Extract all of the entries and set them down verbatim.

* * * * * * *

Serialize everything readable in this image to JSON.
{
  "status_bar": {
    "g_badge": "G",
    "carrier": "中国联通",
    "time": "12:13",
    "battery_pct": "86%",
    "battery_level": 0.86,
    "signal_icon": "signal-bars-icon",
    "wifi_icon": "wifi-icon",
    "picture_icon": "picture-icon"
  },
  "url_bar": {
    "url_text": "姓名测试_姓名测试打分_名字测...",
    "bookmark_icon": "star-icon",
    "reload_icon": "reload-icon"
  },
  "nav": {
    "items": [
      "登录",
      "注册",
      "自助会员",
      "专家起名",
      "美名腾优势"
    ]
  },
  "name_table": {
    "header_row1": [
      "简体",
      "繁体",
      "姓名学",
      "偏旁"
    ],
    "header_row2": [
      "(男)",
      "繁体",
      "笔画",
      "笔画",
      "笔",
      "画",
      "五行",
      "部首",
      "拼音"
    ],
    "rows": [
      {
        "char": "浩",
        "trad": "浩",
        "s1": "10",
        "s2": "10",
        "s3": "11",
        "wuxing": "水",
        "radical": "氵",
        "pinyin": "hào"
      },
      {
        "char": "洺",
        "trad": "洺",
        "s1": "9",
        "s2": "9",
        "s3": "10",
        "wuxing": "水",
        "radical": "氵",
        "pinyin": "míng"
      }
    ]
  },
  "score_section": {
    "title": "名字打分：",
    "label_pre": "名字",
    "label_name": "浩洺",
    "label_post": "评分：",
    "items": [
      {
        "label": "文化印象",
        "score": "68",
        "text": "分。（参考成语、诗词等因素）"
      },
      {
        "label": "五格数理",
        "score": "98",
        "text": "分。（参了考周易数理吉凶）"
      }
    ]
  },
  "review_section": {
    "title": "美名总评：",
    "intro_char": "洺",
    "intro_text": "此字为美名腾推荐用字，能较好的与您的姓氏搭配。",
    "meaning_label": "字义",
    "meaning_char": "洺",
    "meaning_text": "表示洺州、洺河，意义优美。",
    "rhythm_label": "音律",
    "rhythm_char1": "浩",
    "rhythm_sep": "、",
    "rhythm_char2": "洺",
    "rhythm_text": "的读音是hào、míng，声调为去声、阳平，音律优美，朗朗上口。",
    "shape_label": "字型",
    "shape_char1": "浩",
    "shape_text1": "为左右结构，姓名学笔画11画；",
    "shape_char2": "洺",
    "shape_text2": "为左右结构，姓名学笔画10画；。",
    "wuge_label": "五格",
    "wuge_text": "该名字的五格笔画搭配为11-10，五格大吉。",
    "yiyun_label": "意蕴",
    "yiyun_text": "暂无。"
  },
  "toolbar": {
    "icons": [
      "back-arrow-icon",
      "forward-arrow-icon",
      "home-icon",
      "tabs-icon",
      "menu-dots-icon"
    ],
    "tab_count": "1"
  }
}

* * * * * * *

§ **REPLY TO THE EXERCISE**:
Serialize everything readable in this image to JSON.
{
  "status_bar": {
    "g_badge": "G",
    "carrier": "中国联通",
    "time": "12:13",
    "battery_pct": "86%",
    "battery_level": 0.86,
    "signal_icon": "signal-bars-icon",
    "wifi_icon": "wifi-icon",
    "picture_icon": "picture-icon"
  },
  "url_bar": {
    "url_text": "姓名测试_姓名测试打分_名字测...",
    "bookmark_icon": "star-icon",
    "reload_icon": "reload-icon"
  },
  "nav": {
    "items": [
      "登录",
      "注册",
      "自助会员",
      "专家起名",
      "美名腾优势"
    ]
  },
  "name_table": {
    "header_row1": [
      "简体",
      "繁体",
      "姓名学",
      "偏旁"
    ],
    "header_row2": [
      "(男)",
      "繁体",
      "笔画",
      "笔画",
      "笔",
      "画",
      "五行",
      "部首",
      "拼音"
    ],
    "rows": [
      {
        "char": "浩",
        "trad": "浩",
        "s1": "10",
        "s2": "10",
        "s3": "11",
        "wuxing": "水",
        "radical": "氵",
        "pinyin": "hào"
      },
      {
        "char": "洺",
        "trad": "洺",
        "s1": "9",
        "s2": "9",
        "s3": "10",
        "wuxing": "水",
        "radical": "氵",
        "pinyin": "míng"
      }
    ]
  },
  "score_section": {
    "title": "名字打分：",
    "label_pre": "名字",
    "label_name": "浩洺",
    "label_post": "评分：",
    "items": [
      {
        "label": "文化印象",
        "score": "68",
        "text": "分。（参考成语、诗词等因素）"
      },
      {
        "label": "五格数理",
        "score": "98",
        "text": "分。（参了考周易数理吉凶）"
      }
    ]
  },
  "review_section": {
    "title": "美名总评：",
    "intro_char": "洺",
    "intro_text": "此字为美名腾推荐用字，能较好的与您的姓氏搭配。",
    "meaning_label": "字义",
    "meaning_char": "洺",
    "meaning_text": "表示洺州、洺河，意义优美。",
    "rhythm_label": "音律",
    "rhythm_char1": "浩",
    "rhythm_sep": "、",
    "rhythm_char2": "洺",
    "rhythm_text": "的读音是hào、míng，声调为去声、阳平，音律优美，朗朗上口。",
    "shape_label": "字型",
    "shape_char1": "浩",
    "shape_text1": "为左右结构，姓名学笔画11画；",
    "shape_char2": "洺",
    "shape_text2": "为左右结构，姓名学笔画10画；。",
    "wuge_label": "五格",
    "wuge_text": "该名字的五格笔画搭配为11-10，五格大吉。",
    "yiyun_label": "意蕴",
    "yiyun_text": "暂无。"
  },
  "toolbar": {
    "icons": [
      "back-arrow-icon",
      "forward-arrow-icon",
      "home-icon",
      "tabs-icon",
      "menu-dots-icon"
    ],
    "tab_count": "1"
  }
}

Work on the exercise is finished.